>>>
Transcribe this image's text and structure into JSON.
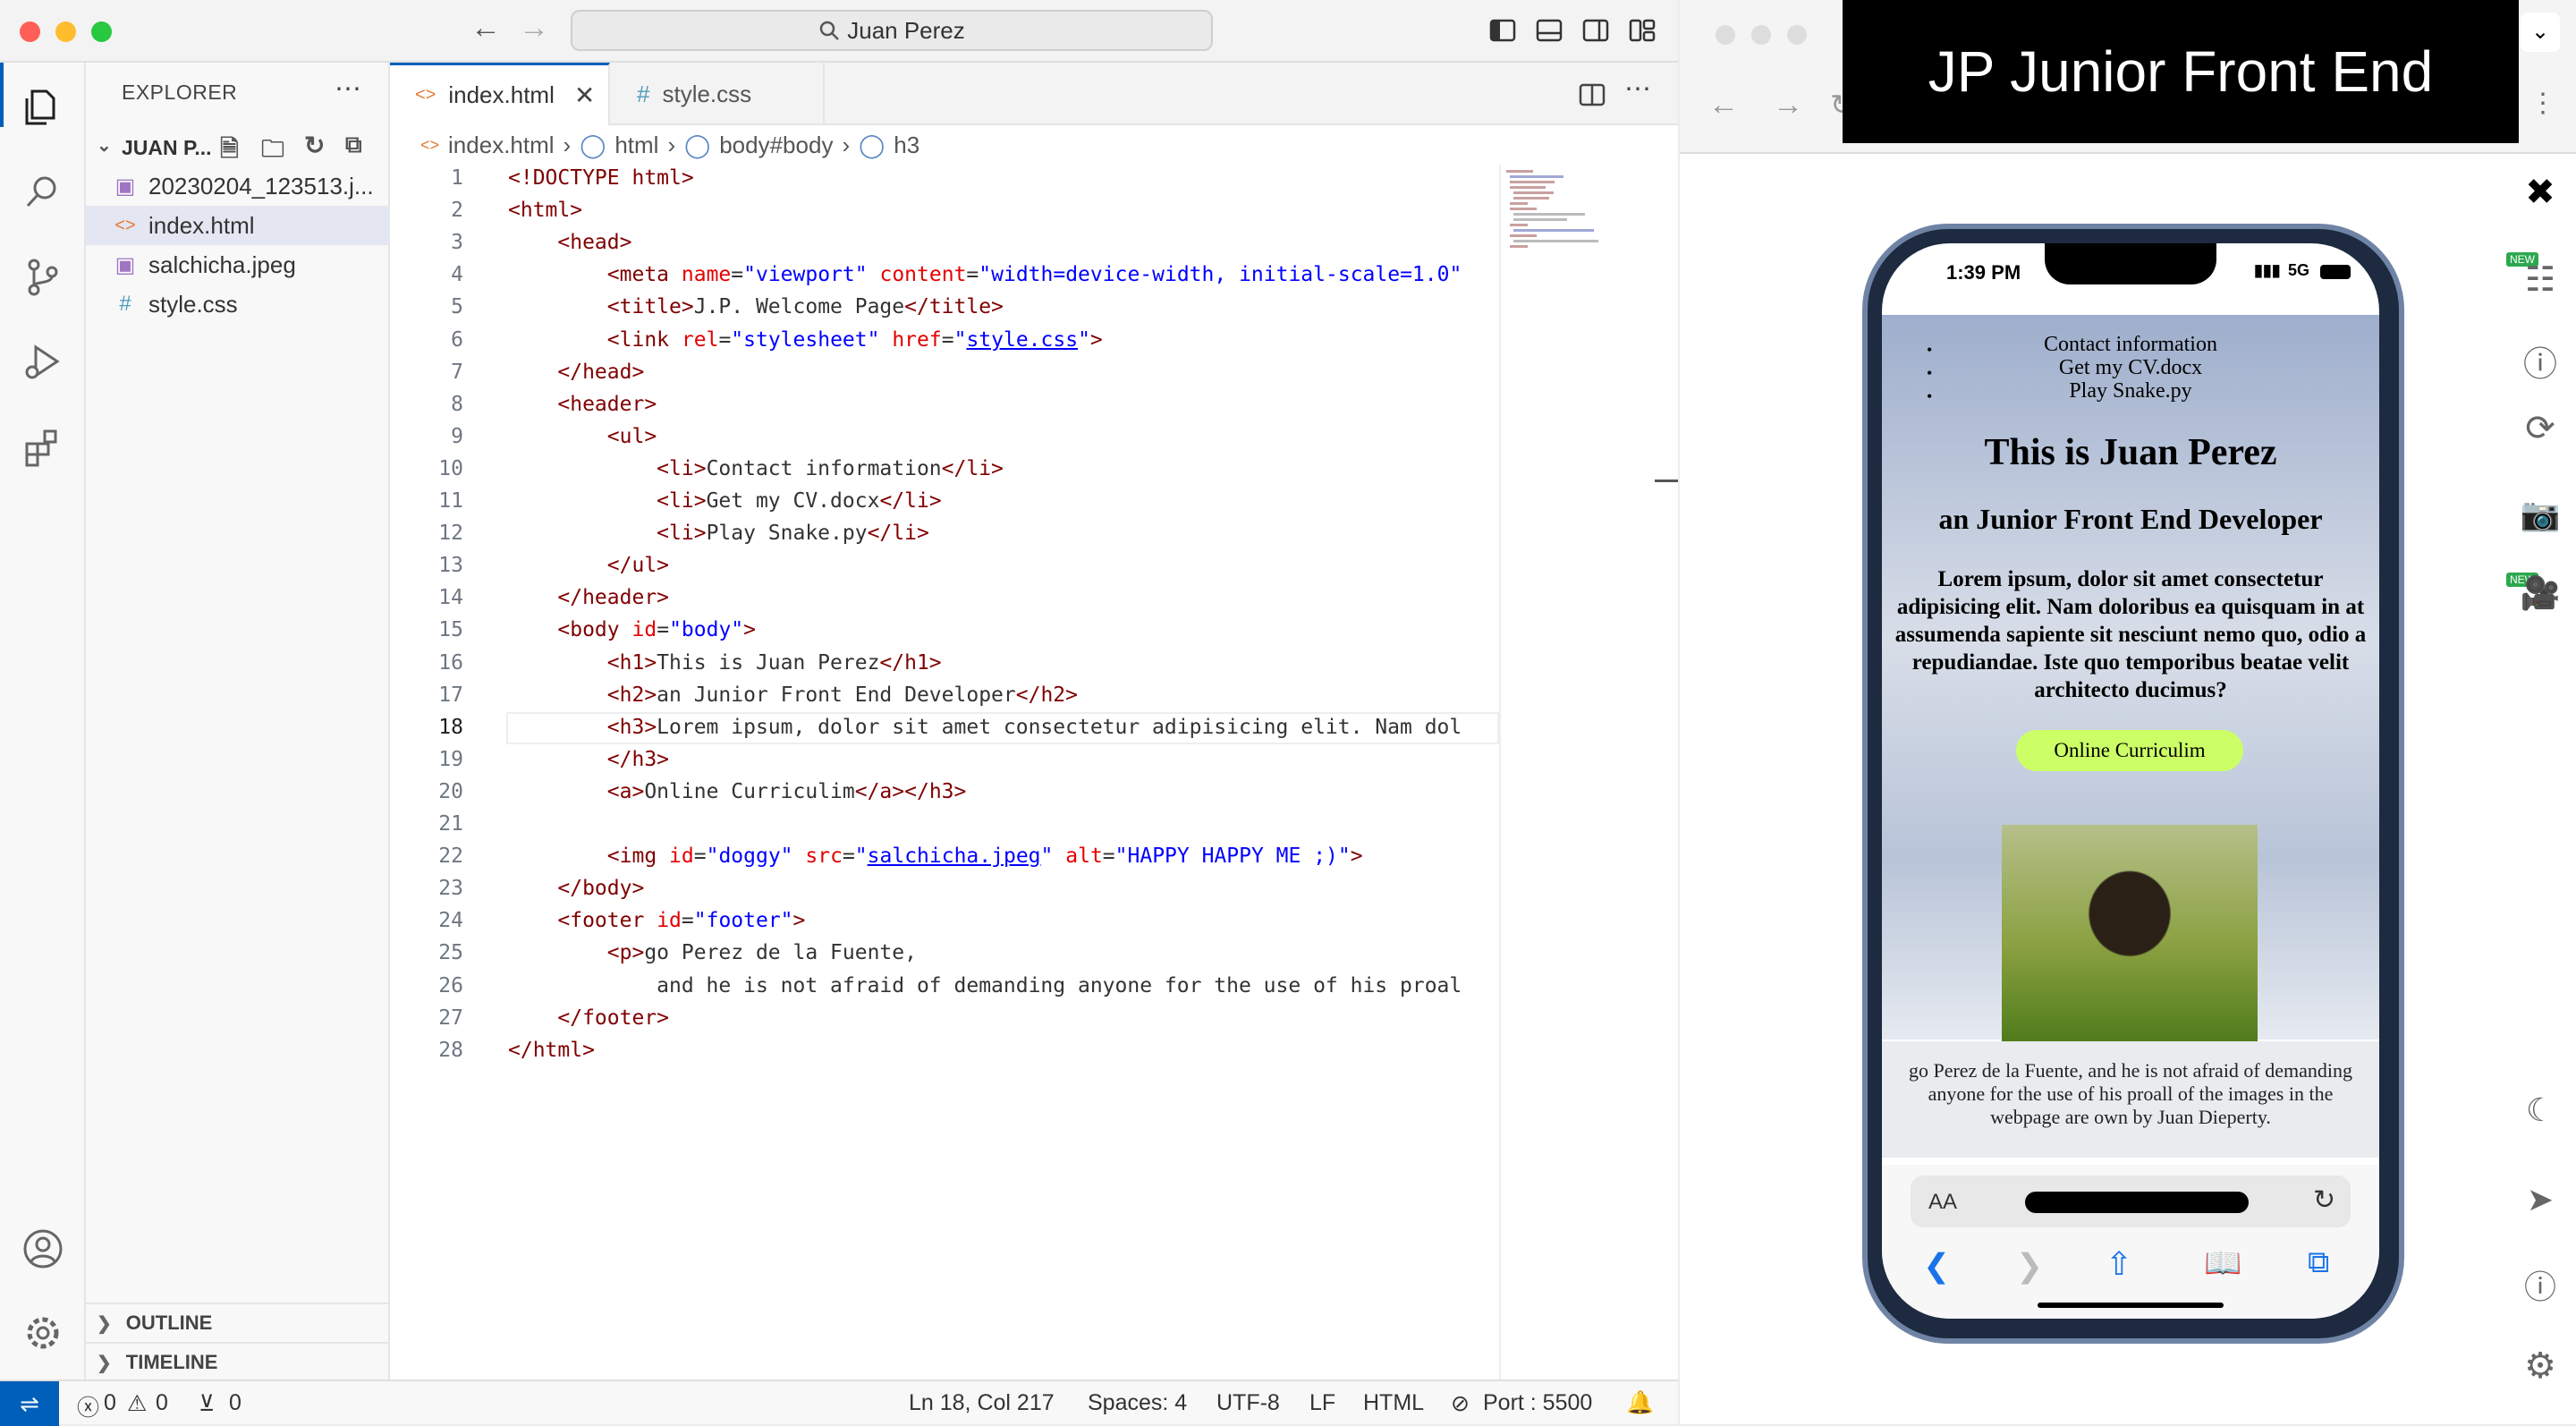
{
  "titlebar": {
    "search_text": "Juan Perez"
  },
  "explorer": {
    "title": "EXPLORER",
    "folder": "JUAN P...",
    "files": [
      {
        "name": "20230204_123513.j...",
        "icon": "image-icon"
      },
      {
        "name": "index.html",
        "icon": "html-icon"
      },
      {
        "name": "salchicha.jpeg",
        "icon": "image-icon"
      },
      {
        "name": "style.css",
        "icon": "css-icon"
      }
    ],
    "outline": "OUTLINE",
    "timeline": "TIMELINE"
  },
  "tabs": [
    {
      "label": "index.html",
      "icon": "<>"
    },
    {
      "label": "style.css",
      "icon": "#"
    }
  ],
  "breadcrumb": [
    "index.html",
    "html",
    "body#body",
    "h3"
  ],
  "code_lines": [
    {
      "n": "1",
      "html": "<span class=\"tg\">&lt;!DOCTYPE html&gt;</span>"
    },
    {
      "n": "2",
      "html": "<span class=\"tg\">&lt;html&gt;</span>"
    },
    {
      "n": "3",
      "html": "    <span class=\"tg\">&lt;head&gt;</span>"
    },
    {
      "n": "4",
      "html": "        <span class=\"tg\">&lt;meta</span> <span class=\"at\">name</span>=<span class=\"st\">\"viewport\"</span> <span class=\"at\">content</span>=<span class=\"st\">\"width=device-width, initial-scale=1.0\"</span>"
    },
    {
      "n": "5",
      "html": "        <span class=\"tg\">&lt;title&gt;</span>J.P. Welcome Page<span class=\"tg\">&lt;/title&gt;</span>"
    },
    {
      "n": "6",
      "html": "        <span class=\"tg\">&lt;link</span> <span class=\"at\">rel</span>=<span class=\"st\">\"stylesheet\"</span> <span class=\"at\">href</span>=<span class=\"st\">\"</span><span class=\"u\">style.css</span><span class=\"st\">\"</span><span class=\"tg\">&gt;</span>"
    },
    {
      "n": "7",
      "html": "    <span class=\"tg\">&lt;/head&gt;</span>"
    },
    {
      "n": "8",
      "html": "    <span class=\"tg\">&lt;header&gt;</span>"
    },
    {
      "n": "9",
      "html": "        <span class=\"tg\">&lt;ul&gt;</span>"
    },
    {
      "n": "10",
      "html": "            <span class=\"tg\">&lt;li&gt;</span>Contact information<span class=\"tg\">&lt;/li&gt;</span>"
    },
    {
      "n": "11",
      "html": "            <span class=\"tg\">&lt;li&gt;</span>Get my CV.docx<span class=\"tg\">&lt;/li&gt;</span>"
    },
    {
      "n": "12",
      "html": "            <span class=\"tg\">&lt;li&gt;</span>Play Snake.py<span class=\"tg\">&lt;/li&gt;</span>"
    },
    {
      "n": "13",
      "html": "        <span class=\"tg\">&lt;/ul&gt;</span>"
    },
    {
      "n": "14",
      "html": "    <span class=\"tg\">&lt;/header&gt;</span>"
    },
    {
      "n": "15",
      "html": "    <span class=\"tg\">&lt;body</span> <span class=\"at\">id</span>=<span class=\"st\">\"body\"</span><span class=\"tg\">&gt;</span>"
    },
    {
      "n": "16",
      "html": "        <span class=\"tg\">&lt;h1&gt;</span>This is Juan Perez<span class=\"tg\">&lt;/h1&gt;</span>"
    },
    {
      "n": "17",
      "html": "        <span class=\"tg\">&lt;h2&gt;</span>an Junior Front End Developer<span class=\"tg\">&lt;/h2&gt;</span>"
    },
    {
      "n": "18",
      "html": "        <span class=\"tg\">&lt;h3&gt;</span>Lorem ipsum, dolor sit amet consectetur adipisicing elit. Nam dol"
    },
    {
      "n": "19",
      "html": "        <span class=\"tg\">&lt;/h3&gt;</span>"
    },
    {
      "n": "20",
      "html": "        <span class=\"tg\">&lt;a&gt;</span>Online Curriculim<span class=\"tg\">&lt;/a&gt;&lt;/h3&gt;</span>"
    },
    {
      "n": "21",
      "html": ""
    },
    {
      "n": "22",
      "html": "        <span class=\"tg\">&lt;img</span> <span class=\"at\">id</span>=<span class=\"st\">\"doggy\"</span> <span class=\"at\">src</span>=<span class=\"st\">\"</span><span class=\"u\">salchicha.jpeg</span><span class=\"st\">\"</span> <span class=\"at\">alt</span>=<span class=\"st\">\"HAPPY HAPPY ME ;)\"</span><span class=\"tg\">&gt;</span>"
    },
    {
      "n": "23",
      "html": "    <span class=\"tg\">&lt;/body&gt;</span>"
    },
    {
      "n": "24",
      "html": "    <span class=\"tg\">&lt;footer</span> <span class=\"at\">id</span>=<span class=\"st\">\"footer\"</span><span class=\"tg\">&gt;</span>"
    },
    {
      "n": "25",
      "html": "        <span class=\"tg\">&lt;p&gt;</span>go Perez de la Fuente,"
    },
    {
      "n": "26",
      "html": "            and he is not afraid of demanding anyone for the use of his proal"
    },
    {
      "n": "27",
      "html": "    <span class=\"tg\">&lt;/footer&gt;</span>"
    },
    {
      "n": "28",
      "html": "<span class=\"tg\">&lt;/html&gt;</span>"
    }
  ],
  "statusbar": {
    "errors": "0",
    "warnings": "0",
    "ports": "0",
    "position": "Ln 18, Col 217",
    "spaces": "Spaces: 4",
    "encoding": "UTF-8",
    "eol": "LF",
    "language": "HTML",
    "port": "Port : 5500"
  },
  "banner": "JP Junior Front End",
  "phone": {
    "time": "1:39 PM",
    "network": "5G",
    "nav_items": [
      "Contact information",
      "Get my CV.docx",
      "Play Snake.py"
    ],
    "h1": "This is Juan Perez",
    "h2": "an Junior Front End Developer",
    "h3": "Lorem ipsum, dolor sit amet consectetur adipisicing elit. Nam doloribus ea quisquam in at assumenda sapiente sit nesciunt nemo quo, odio a repudiandae. Iste quo temporibus beatae velit architecto ducimus?",
    "button": "Online Curriculim",
    "footer": "go Perez de la Fuente, and he is not afraid of demanding anyone for the use of his proall of the images in the webpage are own by Juan Dieperty.",
    "aa": "AA"
  },
  "rail_badges": [
    "NEW",
    "NEW"
  ]
}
<<<
Requirement: Scan the material line by line and report each one that contains "demanding".

The solution:
      "html": "            and he is not afraid of demanding anyone for the use of his proal"
    "footer": "go Perez de la Fuente, and he is not afraid of demanding anyone for the use of his proall of the images in the webpage are own by Juan Dieperty.",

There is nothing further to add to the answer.